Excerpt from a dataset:
□ □ □ □ □ □ □
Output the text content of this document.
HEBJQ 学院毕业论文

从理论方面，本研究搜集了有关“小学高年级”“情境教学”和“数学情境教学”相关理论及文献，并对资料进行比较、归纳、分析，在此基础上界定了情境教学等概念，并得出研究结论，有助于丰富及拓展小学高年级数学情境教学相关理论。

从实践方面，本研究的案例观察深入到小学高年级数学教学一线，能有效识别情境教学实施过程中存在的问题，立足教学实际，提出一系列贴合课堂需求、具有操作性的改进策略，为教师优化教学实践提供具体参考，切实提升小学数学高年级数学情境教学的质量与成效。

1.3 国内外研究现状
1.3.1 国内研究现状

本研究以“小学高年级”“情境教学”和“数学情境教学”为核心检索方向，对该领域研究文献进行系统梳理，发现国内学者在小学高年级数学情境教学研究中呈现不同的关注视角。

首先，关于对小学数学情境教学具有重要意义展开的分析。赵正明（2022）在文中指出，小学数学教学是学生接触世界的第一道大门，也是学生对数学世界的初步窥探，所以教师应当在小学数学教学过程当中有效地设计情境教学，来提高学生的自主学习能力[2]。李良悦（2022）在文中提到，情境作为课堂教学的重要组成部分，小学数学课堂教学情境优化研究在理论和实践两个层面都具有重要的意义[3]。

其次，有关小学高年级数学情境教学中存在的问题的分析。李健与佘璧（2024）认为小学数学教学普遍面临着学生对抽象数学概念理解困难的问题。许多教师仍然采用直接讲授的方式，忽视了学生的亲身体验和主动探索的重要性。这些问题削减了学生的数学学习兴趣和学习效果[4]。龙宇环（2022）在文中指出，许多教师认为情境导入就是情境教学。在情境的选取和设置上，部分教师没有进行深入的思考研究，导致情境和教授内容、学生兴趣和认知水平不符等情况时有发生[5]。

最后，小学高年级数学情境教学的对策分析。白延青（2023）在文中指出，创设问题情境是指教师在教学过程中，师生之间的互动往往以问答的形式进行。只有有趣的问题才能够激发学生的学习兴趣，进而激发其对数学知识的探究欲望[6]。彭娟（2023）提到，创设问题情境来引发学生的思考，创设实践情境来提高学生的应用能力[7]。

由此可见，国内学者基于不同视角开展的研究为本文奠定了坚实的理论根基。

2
□ □ □ □ □ □ □
What the task requires: Take the listing above and set it down exactly.

Task solution:
Output the text content of this document.
HEBJQ 学院毕业论文

从理论方面，本研究搜集了有关“小学高年级”“情境教学”和“数学情境教学”相关理论及文献，并对资料进行比较、归纳、分析，在此基础上界定了情境教学等概念，并得出研究结论，有助于丰富及拓展小学高年级数学情境教学相关理论。

从实践方面，本研究的案例观察深入到小学高年级数学教学一线，能有效识别情境教学实施过程中存在的问题，立足教学实际，提出一系列贴合课堂需求、具有操作性的改进策略，为教师优化教学实践提供具体参考，切实提升小学数学高年级数学情境教学的质量与成效。

1.3 国内外研究现状
1.3.1 国内研究现状

本研究以“小学高年级”“情境教学”和“数学情境教学”为核心检索方向，对该领域研究文献进行系统梳理，发现国内学者在小学高年级数学情境教学研究中呈现不同的关注视角。

首先，关于对小学数学情境教学具有重要意义展开的分析。赵正明（2022）在文中指出，小学数学教学是学生接触世界的第一道大门，也是学生对数学世界的初步窥探，所以教师应当在小学数学教学过程当中有效地设计情境教学，来提高学生的自主学习能力[2]。李良悦（2022）在文中提到，情境作为课堂教学的重要组成部分，小学数学课堂教学情境优化研究在理论和实践两个层面都具有重要的意义[3]。

其次，有关小学高年级数学情境教学中存在的问题的分析。李健与佘璧（2024）认为小学数学教学普遍面临着学生对抽象数学概念理解困难的问题。许多教师仍然采用直接讲授的方式，忽视了学生的亲身体验和主动探索的重要性。这些问题削减了学生的数学学习兴趣和学习效果[4]。龙宇环（2022）在文中指出，许多教师认为情境导入就是情境教学。在情境的选取和设置上，部分教师没有进行深入的思考研究，导致情境和教授内容、学生兴趣和认知水平不符等情况时有发生[5]。

最后，小学高年级数学情境教学的对策分析。白延青（2023）在文中指出，创设问题情境是指教师在教学过程中，师生之间的互动往往以问答的形式进行。只有有趣的问题才能够激发学生的学习兴趣，进而激发其对数学知识的探究欲望[6]。彭娟（2023）提到，创设问题情境来引发学生的思考，创设实践情境来提高学生的应用能力[7]。

由此可见，国内学者基于不同视角开展的研究为本文奠定了坚实的理论根基。

2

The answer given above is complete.